[Data tied to figure images]

☆ ☆ ☆

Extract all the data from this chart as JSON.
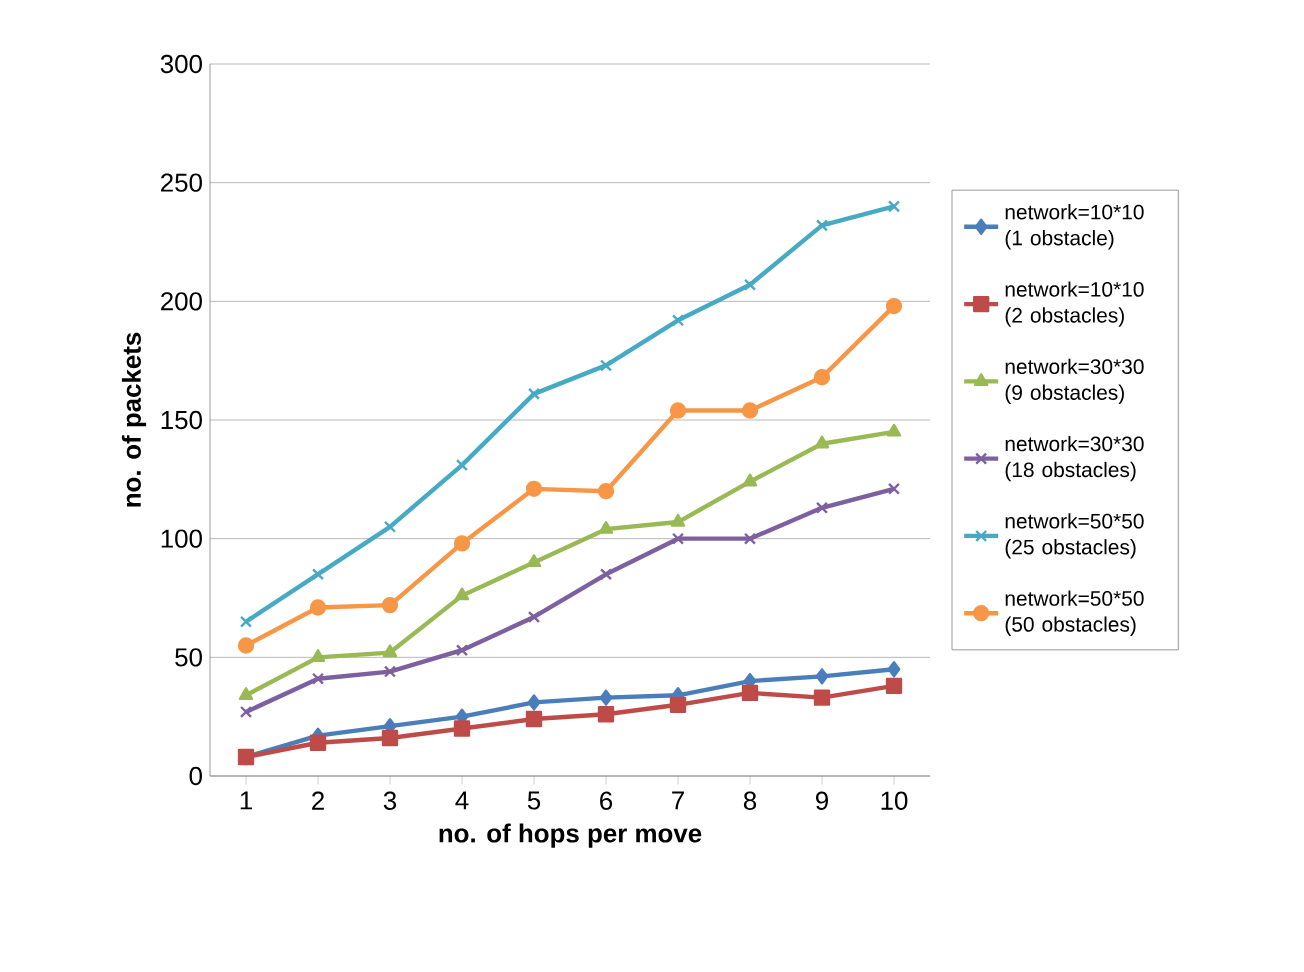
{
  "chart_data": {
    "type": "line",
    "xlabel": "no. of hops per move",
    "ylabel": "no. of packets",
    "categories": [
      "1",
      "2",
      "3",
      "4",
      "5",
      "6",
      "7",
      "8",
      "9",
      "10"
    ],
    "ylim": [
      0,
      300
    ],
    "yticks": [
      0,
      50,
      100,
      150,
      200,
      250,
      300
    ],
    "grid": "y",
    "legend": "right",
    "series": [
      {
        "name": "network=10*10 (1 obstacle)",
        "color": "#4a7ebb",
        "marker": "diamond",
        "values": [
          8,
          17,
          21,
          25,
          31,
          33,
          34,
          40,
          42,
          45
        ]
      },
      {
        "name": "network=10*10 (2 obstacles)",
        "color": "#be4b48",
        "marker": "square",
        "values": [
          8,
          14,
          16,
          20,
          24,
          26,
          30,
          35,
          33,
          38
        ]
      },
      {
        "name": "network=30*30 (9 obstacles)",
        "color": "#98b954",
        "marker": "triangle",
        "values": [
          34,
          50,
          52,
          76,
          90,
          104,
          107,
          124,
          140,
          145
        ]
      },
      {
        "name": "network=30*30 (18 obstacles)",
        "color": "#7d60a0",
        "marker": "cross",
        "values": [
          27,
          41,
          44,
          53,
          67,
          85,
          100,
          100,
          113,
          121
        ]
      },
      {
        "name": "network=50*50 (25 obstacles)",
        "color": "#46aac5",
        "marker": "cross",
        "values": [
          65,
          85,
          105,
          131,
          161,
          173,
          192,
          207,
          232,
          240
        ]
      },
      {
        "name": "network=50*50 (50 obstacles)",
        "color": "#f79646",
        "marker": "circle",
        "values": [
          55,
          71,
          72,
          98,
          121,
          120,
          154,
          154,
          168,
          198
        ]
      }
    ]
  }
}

☆ ☆ ☆

Exercise objective: Extract every line of the data exactly; pictures stay out.

Answer to this exercise:
Extract all the data from this chart as JSON.
{
  "chart_data": {
    "type": "line",
    "xlabel": "no. of hops per move",
    "ylabel": "no. of packets",
    "categories": [
      "1",
      "2",
      "3",
      "4",
      "5",
      "6",
      "7",
      "8",
      "9",
      "10"
    ],
    "ylim": [
      0,
      300
    ],
    "yticks": [
      0,
      50,
      100,
      150,
      200,
      250,
      300
    ],
    "grid": "y",
    "legend": "right",
    "series": [
      {
        "name": "network=10*10 (1 obstacle)",
        "color": "#4a7ebb",
        "marker": "diamond",
        "values": [
          8,
          17,
          21,
          25,
          31,
          33,
          34,
          40,
          42,
          45
        ]
      },
      {
        "name": "network=10*10 (2 obstacles)",
        "color": "#be4b48",
        "marker": "square",
        "values": [
          8,
          14,
          16,
          20,
          24,
          26,
          30,
          35,
          33,
          38
        ]
      },
      {
        "name": "network=30*30 (9 obstacles)",
        "color": "#98b954",
        "marker": "triangle",
        "values": [
          34,
          50,
          52,
          76,
          90,
          104,
          107,
          124,
          140,
          145
        ]
      },
      {
        "name": "network=30*30 (18 obstacles)",
        "color": "#7d60a0",
        "marker": "cross",
        "values": [
          27,
          41,
          44,
          53,
          67,
          85,
          100,
          100,
          113,
          121
        ]
      },
      {
        "name": "network=50*50 (25 obstacles)",
        "color": "#46aac5",
        "marker": "cross",
        "values": [
          65,
          85,
          105,
          131,
          161,
          173,
          192,
          207,
          232,
          240
        ]
      },
      {
        "name": "network=50*50 (50 obstacles)",
        "color": "#f79646",
        "marker": "circle",
        "values": [
          55,
          71,
          72,
          98,
          121,
          120,
          154,
          154,
          168,
          198
        ]
      }
    ]
  }
}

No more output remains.